● **Directions for this task**
All records should be reproduced verbatim.

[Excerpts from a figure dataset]
──────

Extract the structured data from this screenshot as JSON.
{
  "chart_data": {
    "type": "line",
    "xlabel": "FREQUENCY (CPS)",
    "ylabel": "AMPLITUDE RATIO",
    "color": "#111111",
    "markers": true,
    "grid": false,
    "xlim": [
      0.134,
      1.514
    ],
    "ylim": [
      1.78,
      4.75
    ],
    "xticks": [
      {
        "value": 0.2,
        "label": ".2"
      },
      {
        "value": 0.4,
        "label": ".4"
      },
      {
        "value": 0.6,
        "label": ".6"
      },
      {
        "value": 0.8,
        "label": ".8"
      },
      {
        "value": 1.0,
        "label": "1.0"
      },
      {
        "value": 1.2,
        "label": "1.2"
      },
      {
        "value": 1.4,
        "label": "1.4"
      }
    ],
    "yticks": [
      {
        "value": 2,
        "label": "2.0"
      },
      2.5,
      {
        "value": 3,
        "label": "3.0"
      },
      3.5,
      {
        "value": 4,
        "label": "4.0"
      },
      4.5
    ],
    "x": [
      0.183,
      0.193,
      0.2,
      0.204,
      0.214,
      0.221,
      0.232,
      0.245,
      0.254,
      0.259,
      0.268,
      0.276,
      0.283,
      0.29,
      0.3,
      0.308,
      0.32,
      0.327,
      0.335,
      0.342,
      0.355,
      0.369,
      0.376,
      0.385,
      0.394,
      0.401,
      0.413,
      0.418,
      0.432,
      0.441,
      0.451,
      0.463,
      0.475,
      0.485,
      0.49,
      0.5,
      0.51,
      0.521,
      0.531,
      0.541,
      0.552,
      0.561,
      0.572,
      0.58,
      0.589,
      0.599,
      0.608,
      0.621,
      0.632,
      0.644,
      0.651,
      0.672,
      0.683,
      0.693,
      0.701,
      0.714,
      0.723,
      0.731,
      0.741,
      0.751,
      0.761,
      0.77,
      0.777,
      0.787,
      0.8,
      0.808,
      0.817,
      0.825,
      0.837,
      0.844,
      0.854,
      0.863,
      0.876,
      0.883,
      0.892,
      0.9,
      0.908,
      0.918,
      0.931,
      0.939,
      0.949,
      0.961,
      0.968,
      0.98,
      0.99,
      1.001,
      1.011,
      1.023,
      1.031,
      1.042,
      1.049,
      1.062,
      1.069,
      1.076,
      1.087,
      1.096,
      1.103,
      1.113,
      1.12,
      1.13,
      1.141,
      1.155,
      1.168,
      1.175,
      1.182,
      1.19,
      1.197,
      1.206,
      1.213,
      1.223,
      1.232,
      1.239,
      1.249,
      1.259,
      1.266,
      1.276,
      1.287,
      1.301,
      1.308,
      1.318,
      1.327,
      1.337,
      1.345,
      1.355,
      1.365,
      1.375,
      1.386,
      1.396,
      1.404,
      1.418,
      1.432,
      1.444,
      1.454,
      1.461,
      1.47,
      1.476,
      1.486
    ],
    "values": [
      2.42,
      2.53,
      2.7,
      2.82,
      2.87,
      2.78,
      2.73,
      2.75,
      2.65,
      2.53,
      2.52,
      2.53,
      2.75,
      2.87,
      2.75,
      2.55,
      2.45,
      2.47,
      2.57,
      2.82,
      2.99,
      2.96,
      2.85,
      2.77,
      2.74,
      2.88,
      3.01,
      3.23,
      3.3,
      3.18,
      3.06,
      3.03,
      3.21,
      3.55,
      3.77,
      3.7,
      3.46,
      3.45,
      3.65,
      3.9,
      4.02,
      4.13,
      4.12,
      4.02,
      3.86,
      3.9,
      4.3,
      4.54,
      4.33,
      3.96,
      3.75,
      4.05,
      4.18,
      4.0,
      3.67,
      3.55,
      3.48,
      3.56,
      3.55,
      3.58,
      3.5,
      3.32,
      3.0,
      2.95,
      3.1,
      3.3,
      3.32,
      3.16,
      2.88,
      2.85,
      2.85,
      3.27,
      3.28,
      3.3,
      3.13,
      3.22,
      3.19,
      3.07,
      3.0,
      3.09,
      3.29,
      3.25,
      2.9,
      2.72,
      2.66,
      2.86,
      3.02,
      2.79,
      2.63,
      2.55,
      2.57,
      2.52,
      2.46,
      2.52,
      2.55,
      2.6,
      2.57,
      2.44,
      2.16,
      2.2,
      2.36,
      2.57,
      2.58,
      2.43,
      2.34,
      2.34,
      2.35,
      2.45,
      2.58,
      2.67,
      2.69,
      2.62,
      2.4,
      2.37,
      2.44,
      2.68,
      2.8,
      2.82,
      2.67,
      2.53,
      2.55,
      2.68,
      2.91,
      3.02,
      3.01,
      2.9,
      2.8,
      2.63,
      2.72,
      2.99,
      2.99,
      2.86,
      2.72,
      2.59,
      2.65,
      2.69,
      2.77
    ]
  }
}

──────

● **Completed exercise**
Extract the structured data from this screenshot as JSON.
{
  "chart_data": {
    "type": "line",
    "xlabel": "FREQUENCY (CPS)",
    "ylabel": "AMPLITUDE RATIO",
    "color": "#111111",
    "markers": true,
    "grid": false,
    "xlim": [
      0.134,
      1.514
    ],
    "ylim": [
      1.78,
      4.75
    ],
    "xticks": [
      {
        "value": 0.2,
        "label": ".2"
      },
      {
        "value": 0.4,
        "label": ".4"
      },
      {
        "value": 0.6,
        "label": ".6"
      },
      {
        "value": 0.8,
        "label": ".8"
      },
      {
        "value": 1.0,
        "label": "1.0"
      },
      {
        "value": 1.2,
        "label": "1.2"
      },
      {
        "value": 1.4,
        "label": "1.4"
      }
    ],
    "yticks": [
      {
        "value": 2,
        "label": "2.0"
      },
      2.5,
      {
        "value": 3,
        "label": "3.0"
      },
      3.5,
      {
        "value": 4,
        "label": "4.0"
      },
      4.5
    ],
    "x": [
      0.183,
      0.193,
      0.2,
      0.204,
      0.214,
      0.221,
      0.232,
      0.245,
      0.254,
      0.259,
      0.268,
      0.276,
      0.283,
      0.29,
      0.3,
      0.308,
      0.32,
      0.327,
      0.335,
      0.342,
      0.355,
      0.369,
      0.376,
      0.385,
      0.394,
      0.401,
      0.413,
      0.418,
      0.432,
      0.441,
      0.451,
      0.463,
      0.475,
      0.485,
      0.49,
      0.5,
      0.51,
      0.521,
      0.531,
      0.541,
      0.552,
      0.561,
      0.572,
      0.58,
      0.589,
      0.599,
      0.608,
      0.621,
      0.632,
      0.644,
      0.651,
      0.672,
      0.683,
      0.693,
      0.701,
      0.714,
      0.723,
      0.731,
      0.741,
      0.751,
      0.761,
      0.77,
      0.777,
      0.787,
      0.8,
      0.808,
      0.817,
      0.825,
      0.837,
      0.844,
      0.854,
      0.863,
      0.876,
      0.883,
      0.892,
      0.9,
      0.908,
      0.918,
      0.931,
      0.939,
      0.949,
      0.961,
      0.968,
      0.98,
      0.99,
      1.001,
      1.011,
      1.023,
      1.031,
      1.042,
      1.049,
      1.062,
      1.069,
      1.076,
      1.087,
      1.096,
      1.103,
      1.113,
      1.12,
      1.13,
      1.141,
      1.155,
      1.168,
      1.175,
      1.182,
      1.19,
      1.197,
      1.206,
      1.213,
      1.223,
      1.232,
      1.239,
      1.249,
      1.259,
      1.266,
      1.276,
      1.287,
      1.301,
      1.308,
      1.318,
      1.327,
      1.337,
      1.345,
      1.355,
      1.365,
      1.375,
      1.386,
      1.396,
      1.404,
      1.418,
      1.432,
      1.444,
      1.454,
      1.461,
      1.47,
      1.476,
      1.486
    ],
    "values": [
      2.42,
      2.53,
      2.7,
      2.82,
      2.87,
      2.78,
      2.73,
      2.75,
      2.65,
      2.53,
      2.52,
      2.53,
      2.75,
      2.87,
      2.75,
      2.55,
      2.45,
      2.47,
      2.57,
      2.82,
      2.99,
      2.96,
      2.85,
      2.77,
      2.74,
      2.88,
      3.01,
      3.23,
      3.3,
      3.18,
      3.06,
      3.03,
      3.21,
      3.55,
      3.77,
      3.7,
      3.46,
      3.45,
      3.65,
      3.9,
      4.02,
      4.13,
      4.12,
      4.02,
      3.86,
      3.9,
      4.3,
      4.54,
      4.33,
      3.96,
      3.75,
      4.05,
      4.18,
      4.0,
      3.67,
      3.55,
      3.48,
      3.56,
      3.55,
      3.58,
      3.5,
      3.32,
      3.0,
      2.95,
      3.1,
      3.3,
      3.32,
      3.16,
      2.88,
      2.85,
      2.85,
      3.27,
      3.28,
      3.3,
      3.13,
      3.22,
      3.19,
      3.07,
      3.0,
      3.09,
      3.29,
      3.25,
      2.9,
      2.72,
      2.66,
      2.86,
      3.02,
      2.79,
      2.63,
      2.55,
      2.57,
      2.52,
      2.46,
      2.52,
      2.55,
      2.6,
      2.57,
      2.44,
      2.16,
      2.2,
      2.36,
      2.57,
      2.58,
      2.43,
      2.34,
      2.34,
      2.35,
      2.45,
      2.58,
      2.67,
      2.69,
      2.62,
      2.4,
      2.37,
      2.44,
      2.68,
      2.8,
      2.82,
      2.67,
      2.53,
      2.55,
      2.68,
      2.91,
      3.02,
      3.01,
      2.9,
      2.8,
      2.63,
      2.72,
      2.99,
      2.99,
      2.86,
      2.72,
      2.59,
      2.65,
      2.69,
      2.77
    ]
  }
}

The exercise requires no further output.